# THE REQUEST
Print each line exactly as it is given.

# SOURCE MATERIAL
>> Start

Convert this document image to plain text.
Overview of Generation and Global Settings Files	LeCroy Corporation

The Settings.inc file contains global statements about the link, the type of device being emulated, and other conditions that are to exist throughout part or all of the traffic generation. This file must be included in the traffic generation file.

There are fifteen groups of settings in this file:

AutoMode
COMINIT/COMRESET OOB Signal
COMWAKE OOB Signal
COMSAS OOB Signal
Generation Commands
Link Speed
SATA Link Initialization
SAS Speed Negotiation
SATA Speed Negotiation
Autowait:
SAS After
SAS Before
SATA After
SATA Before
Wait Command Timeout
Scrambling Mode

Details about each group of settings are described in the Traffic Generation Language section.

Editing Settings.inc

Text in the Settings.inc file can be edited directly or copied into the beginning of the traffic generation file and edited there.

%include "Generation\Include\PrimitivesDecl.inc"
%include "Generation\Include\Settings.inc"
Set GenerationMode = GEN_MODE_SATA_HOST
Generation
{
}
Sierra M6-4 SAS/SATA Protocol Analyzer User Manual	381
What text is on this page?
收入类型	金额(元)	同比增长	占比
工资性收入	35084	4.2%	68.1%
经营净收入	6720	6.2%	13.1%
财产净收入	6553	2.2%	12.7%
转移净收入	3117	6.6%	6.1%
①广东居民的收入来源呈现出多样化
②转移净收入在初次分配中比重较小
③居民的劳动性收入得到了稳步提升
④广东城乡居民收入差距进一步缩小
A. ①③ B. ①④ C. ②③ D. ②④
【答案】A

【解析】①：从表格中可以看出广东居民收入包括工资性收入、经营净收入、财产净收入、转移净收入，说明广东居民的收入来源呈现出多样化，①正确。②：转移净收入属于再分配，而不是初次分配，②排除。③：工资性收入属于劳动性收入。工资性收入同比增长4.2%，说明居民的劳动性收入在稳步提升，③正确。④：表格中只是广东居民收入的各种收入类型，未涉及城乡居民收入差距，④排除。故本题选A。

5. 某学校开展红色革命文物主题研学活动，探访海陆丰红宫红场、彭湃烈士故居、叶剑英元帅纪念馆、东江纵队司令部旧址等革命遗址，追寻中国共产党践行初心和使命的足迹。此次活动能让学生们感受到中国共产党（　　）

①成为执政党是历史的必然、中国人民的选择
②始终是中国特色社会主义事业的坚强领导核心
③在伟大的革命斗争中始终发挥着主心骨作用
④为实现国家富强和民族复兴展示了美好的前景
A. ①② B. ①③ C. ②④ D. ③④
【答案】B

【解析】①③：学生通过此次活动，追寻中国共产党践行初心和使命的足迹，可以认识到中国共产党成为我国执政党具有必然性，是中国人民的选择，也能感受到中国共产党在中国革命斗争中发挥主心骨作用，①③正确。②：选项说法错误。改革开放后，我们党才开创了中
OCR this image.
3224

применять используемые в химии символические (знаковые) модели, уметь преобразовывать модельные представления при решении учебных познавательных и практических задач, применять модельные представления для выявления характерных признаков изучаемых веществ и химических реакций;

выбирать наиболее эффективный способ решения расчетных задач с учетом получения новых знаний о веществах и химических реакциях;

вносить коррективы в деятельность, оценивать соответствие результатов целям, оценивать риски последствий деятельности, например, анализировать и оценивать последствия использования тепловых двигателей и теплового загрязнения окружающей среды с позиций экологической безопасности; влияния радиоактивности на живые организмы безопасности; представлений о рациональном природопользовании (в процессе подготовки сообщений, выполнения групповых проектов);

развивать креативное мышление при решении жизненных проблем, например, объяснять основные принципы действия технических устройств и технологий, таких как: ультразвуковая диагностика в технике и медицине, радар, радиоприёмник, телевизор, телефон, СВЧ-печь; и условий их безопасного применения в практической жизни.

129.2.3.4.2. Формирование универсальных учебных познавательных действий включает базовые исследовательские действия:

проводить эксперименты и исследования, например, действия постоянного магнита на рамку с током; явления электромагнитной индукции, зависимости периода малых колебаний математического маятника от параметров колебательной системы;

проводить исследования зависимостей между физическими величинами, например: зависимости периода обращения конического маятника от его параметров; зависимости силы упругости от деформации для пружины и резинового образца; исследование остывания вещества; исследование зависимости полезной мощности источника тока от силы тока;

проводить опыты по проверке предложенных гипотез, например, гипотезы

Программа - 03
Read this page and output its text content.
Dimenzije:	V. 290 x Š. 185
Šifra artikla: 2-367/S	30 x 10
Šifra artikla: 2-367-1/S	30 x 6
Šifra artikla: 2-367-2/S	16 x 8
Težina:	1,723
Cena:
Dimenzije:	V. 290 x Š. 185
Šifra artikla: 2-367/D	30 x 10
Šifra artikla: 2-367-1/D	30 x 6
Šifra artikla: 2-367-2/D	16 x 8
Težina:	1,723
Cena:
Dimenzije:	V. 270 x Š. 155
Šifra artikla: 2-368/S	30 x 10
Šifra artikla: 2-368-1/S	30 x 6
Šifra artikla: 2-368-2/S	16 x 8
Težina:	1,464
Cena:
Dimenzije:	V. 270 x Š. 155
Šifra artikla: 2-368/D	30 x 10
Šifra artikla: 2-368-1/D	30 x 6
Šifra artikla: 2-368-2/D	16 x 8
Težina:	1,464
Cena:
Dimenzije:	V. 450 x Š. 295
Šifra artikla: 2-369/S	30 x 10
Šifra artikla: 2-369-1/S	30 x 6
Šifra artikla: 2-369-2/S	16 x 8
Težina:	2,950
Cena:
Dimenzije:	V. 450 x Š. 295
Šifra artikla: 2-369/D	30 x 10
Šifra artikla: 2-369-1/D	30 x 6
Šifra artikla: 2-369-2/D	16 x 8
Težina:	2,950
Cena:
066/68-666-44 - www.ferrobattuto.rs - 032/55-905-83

>> End

# SOLVED PROBLEM
Convert this document image to plain text.
Overview of Generation and Global Settings Files	LeCroy Corporation

The Settings.inc file contains global statements about the link, the type of device being emulated, and other conditions that are to exist throughout part or all of the traffic generation. This file must be included in the traffic generation file.

There are fifteen groups of settings in this file:

AutoMode
COMINIT/COMRESET OOB Signal
COMWAKE OOB Signal
COMSAS OOB Signal
Generation Commands
Link Speed
SATA Link Initialization
SAS Speed Negotiation
SATA Speed Negotiation
Autowait:
SAS After
SAS Before
SATA After
SATA Before
Wait Command Timeout
Scrambling Mode

Details about each group of settings are described in the Traffic Generation Language section.

Editing Settings.inc

Text in the Settings.inc file can be edited directly or copied into the beginning of the traffic generation file and edited there.

%include "Generation\Include\PrimitivesDecl.inc"
%include "Generation\Include\Settings.inc"
Set GenerationMode = GEN_MODE_SATA_HOST
Generation
{
}
Sierra M6-4 SAS/SATA Protocol Analyzer User Manual	381
What text is on this page?
收入类型	金额(元)	同比增长	占比
工资性收入	35084	4.2%	68.1%
经营净收入	6720	6.2%	13.1%
财产净收入	6553	2.2%	12.7%
转移净收入	3117	6.6%	6.1%
①广东居民的收入来源呈现出多样化
②转移净收入在初次分配中比重较小
③居民的劳动性收入得到了稳步提升
④广东城乡居民收入差距进一步缩小
A. ①③ B. ①④ C. ②③ D. ②④
【答案】A

【解析】①：从表格中可以看出广东居民收入包括工资性收入、经营净收入、财产净收入、转移净收入，说明广东居民的收入来源呈现出多样化，①正确。②：转移净收入属于再分配，而不是初次分配，②排除。③：工资性收入属于劳动性收入。工资性收入同比增长4.2%，说明居民的劳动性收入在稳步提升，③正确。④：表格中只是广东居民收入的各种收入类型，未涉及城乡居民收入差距，④排除。故本题选A。

5. 某学校开展红色革命文物主题研学活动，探访海陆丰红宫红场、彭湃烈士故居、叶剑英元帅纪念馆、东江纵队司令部旧址等革命遗址，追寻中国共产党践行初心和使命的足迹。此次活动能让学生们感受到中国共产党（　　）

①成为执政党是历史的必然、中国人民的选择
②始终是中国特色社会主义事业的坚强领导核心
③在伟大的革命斗争中始终发挥着主心骨作用
④为实现国家富强和民族复兴展示了美好的前景
A. ①② B. ①③ C. ②④ D. ③④
【答案】B

【解析】①③：学生通过此次活动，追寻中国共产党践行初心和使命的足迹，可以认识到中国共产党成为我国执政党具有必然性，是中国人民的选择，也能感受到中国共产党在中国革命斗争中发挥主心骨作用，①③正确。②：选项说法错误。改革开放后，我们党才开创了中
OCR this image.
3224

применять используемые в химии символические (знаковые) модели, уметь преобразовывать модельные представления при решении учебных познавательных и практических задач, применять модельные представления для выявления характерных признаков изучаемых веществ и химических реакций;

выбирать наиболее эффективный способ решения расчетных задач с учетом получения новых знаний о веществах и химических реакциях;

вносить коррективы в деятельность, оценивать соответствие результатов целям, оценивать риски последствий деятельности, например, анализировать и оценивать последствия использования тепловых двигателей и теплового загрязнения окружающей среды с позиций экологической безопасности; влияния радиоактивности на живые организмы безопасности; представлений о рациональном природопользовании (в процессе подготовки сообщений, выполнения групповых проектов);

развивать креативное мышление при решении жизненных проблем, например, объяснять основные принципы действия технических устройств и технологий, таких как: ультразвуковая диагностика в технике и медицине, радар, радиоприёмник, телевизор, телефон, СВЧ-печь; и условий их безопасного применения в практической жизни.

129.2.3.4.2. Формирование универсальных учебных познавательных действий включает базовые исследовательские действия:

проводить эксперименты и исследования, например, действия постоянного магнита на рамку с током; явления электромагнитной индукции, зависимости периода малых колебаний математического маятника от параметров колебательной системы;

проводить исследования зависимостей между физическими величинами, например: зависимости периода обращения конического маятника от его параметров; зависимости силы упругости от деформации для пружины и резинового образца; исследование остывания вещества; исследование зависимости полезной мощности источника тока от силы тока;

проводить опыты по проверке предложенных гипотез, например, гипотезы

Программа - 03
Read this page and output its text content.
Dimenzije:	V. 290 x Š. 185
Šifra artikla: 2-367/S	30 x 10
Šifra artikla: 2-367-1/S	30 x 6
Šifra artikla: 2-367-2/S	16 x 8
Težina:	1,723
Cena:
Dimenzije:	V. 290 x Š. 185
Šifra artikla: 2-367/D	30 x 10
Šifra artikla: 2-367-1/D	30 x 6
Šifra artikla: 2-367-2/D	16 x 8
Težina:	1,723
Cena:
Dimenzije:	V. 270 x Š. 155
Šifra artikla: 2-368/S	30 x 10
Šifra artikla: 2-368-1/S	30 x 6
Šifra artikla: 2-368-2/S	16 x 8
Težina:	1,464
Cena:
Dimenzije:	V. 270 x Š. 155
Šifra artikla: 2-368/D	30 x 10
Šifra artikla: 2-368-1/D	30 x 6
Šifra artikla: 2-368-2/D	16 x 8
Težina:	1,464
Cena:
Dimenzije:	V. 450 x Š. 295
Šifra artikla: 2-369/S	30 x 10
Šifra artikla: 2-369-1/S	30 x 6
Šifra artikla: 2-369-2/S	16 x 8
Težina:	2,950
Cena:
Dimenzije:	V. 450 x Š. 295
Šifra artikla: 2-369/D	30 x 10
Šifra artikla: 2-369-1/D	30 x 6
Šifra artikla: 2-369-2/D	16 x 8
Težina:	2,950
Cena:
066/68-666-44 - www.ferrobattuto.rs - 032/55-905-83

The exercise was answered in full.